WRITTEN TASK: Note each line where "JSON" appears, and copy it.

Dataset rows about figures:
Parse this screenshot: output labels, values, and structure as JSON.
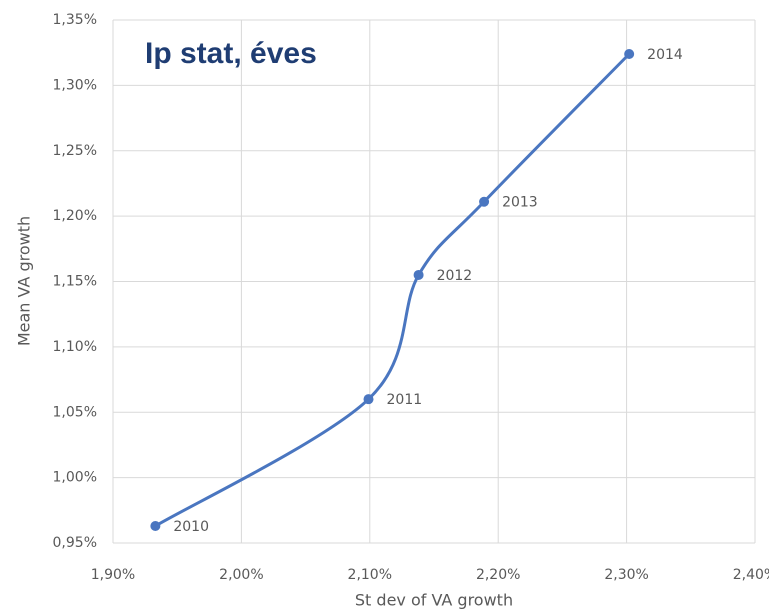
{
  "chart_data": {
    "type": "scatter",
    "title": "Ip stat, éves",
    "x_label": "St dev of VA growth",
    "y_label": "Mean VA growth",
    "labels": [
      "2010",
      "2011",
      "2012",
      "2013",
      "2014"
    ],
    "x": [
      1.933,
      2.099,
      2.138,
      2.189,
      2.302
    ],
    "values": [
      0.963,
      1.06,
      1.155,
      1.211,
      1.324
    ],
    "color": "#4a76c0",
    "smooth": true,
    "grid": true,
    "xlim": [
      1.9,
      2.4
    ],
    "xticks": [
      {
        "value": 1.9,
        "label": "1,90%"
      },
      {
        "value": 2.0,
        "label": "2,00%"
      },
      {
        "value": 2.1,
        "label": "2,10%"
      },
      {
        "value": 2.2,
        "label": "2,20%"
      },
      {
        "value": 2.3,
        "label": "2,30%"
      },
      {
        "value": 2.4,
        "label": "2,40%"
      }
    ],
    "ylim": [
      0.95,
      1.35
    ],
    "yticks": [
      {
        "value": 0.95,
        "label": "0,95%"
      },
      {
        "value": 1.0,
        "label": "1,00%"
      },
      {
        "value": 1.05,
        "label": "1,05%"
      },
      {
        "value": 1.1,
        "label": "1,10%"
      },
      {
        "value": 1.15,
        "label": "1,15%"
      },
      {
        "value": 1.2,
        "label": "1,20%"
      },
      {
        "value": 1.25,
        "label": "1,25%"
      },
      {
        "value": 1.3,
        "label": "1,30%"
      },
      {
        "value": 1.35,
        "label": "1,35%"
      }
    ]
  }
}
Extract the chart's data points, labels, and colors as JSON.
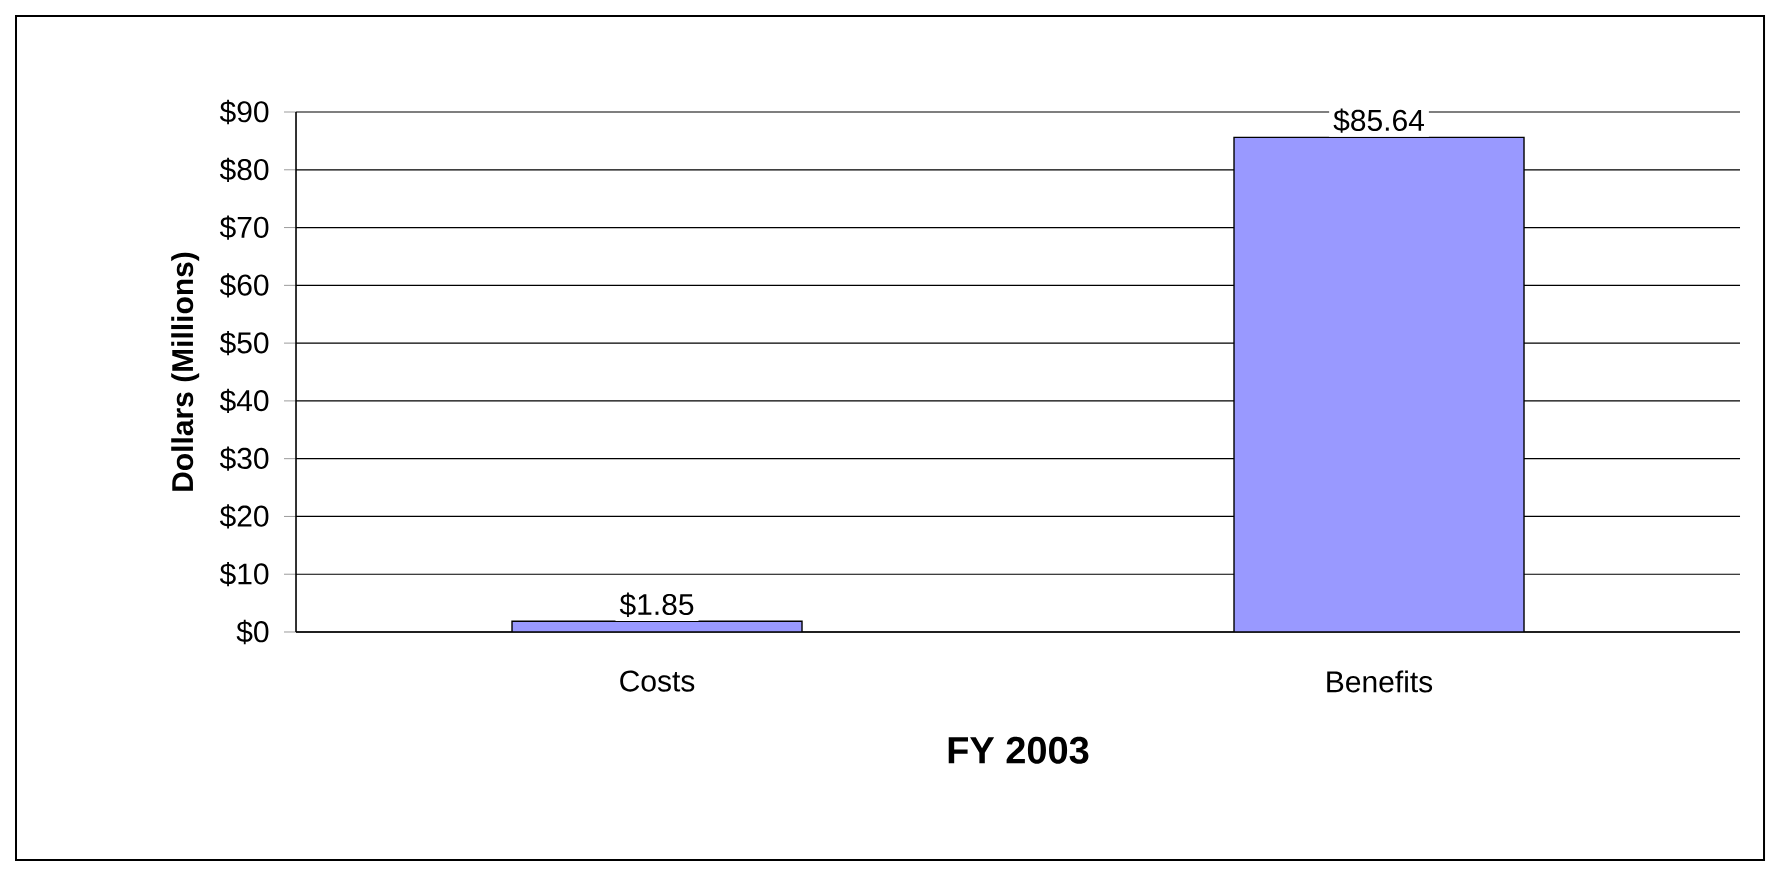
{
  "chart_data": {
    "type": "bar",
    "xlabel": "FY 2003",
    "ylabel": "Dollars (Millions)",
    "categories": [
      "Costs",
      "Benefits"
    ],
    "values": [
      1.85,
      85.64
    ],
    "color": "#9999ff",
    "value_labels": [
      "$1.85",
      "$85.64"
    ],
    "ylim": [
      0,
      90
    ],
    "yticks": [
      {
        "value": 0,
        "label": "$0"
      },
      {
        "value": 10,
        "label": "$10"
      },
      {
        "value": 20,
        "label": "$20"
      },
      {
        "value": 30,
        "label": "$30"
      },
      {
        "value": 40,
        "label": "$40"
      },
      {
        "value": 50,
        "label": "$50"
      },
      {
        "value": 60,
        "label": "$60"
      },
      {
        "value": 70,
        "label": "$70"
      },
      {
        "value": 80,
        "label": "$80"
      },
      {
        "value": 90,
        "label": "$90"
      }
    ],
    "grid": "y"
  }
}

==

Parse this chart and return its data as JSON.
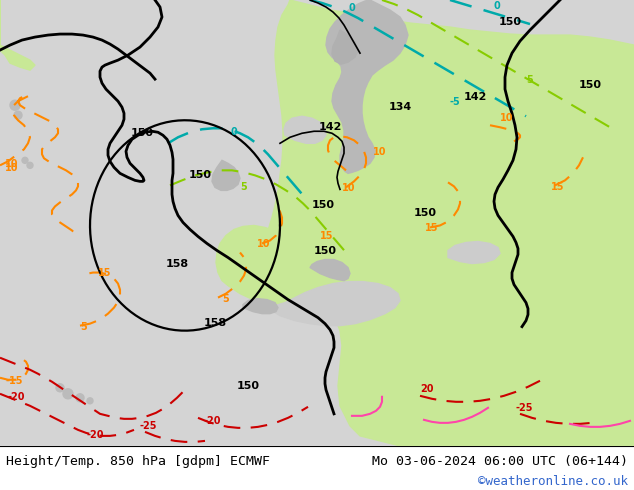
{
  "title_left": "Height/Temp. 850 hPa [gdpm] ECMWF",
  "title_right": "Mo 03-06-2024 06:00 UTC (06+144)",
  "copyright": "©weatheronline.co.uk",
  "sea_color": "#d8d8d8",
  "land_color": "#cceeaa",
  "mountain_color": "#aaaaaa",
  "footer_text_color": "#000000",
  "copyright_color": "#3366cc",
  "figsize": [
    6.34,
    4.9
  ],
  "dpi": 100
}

EXERCISE OUTPUT:
Parse this screenshot: output labels, values, and structure as JSON.
Extract the chart's data points, labels, and colors as JSON.
Parse this chart and return its data as JSON.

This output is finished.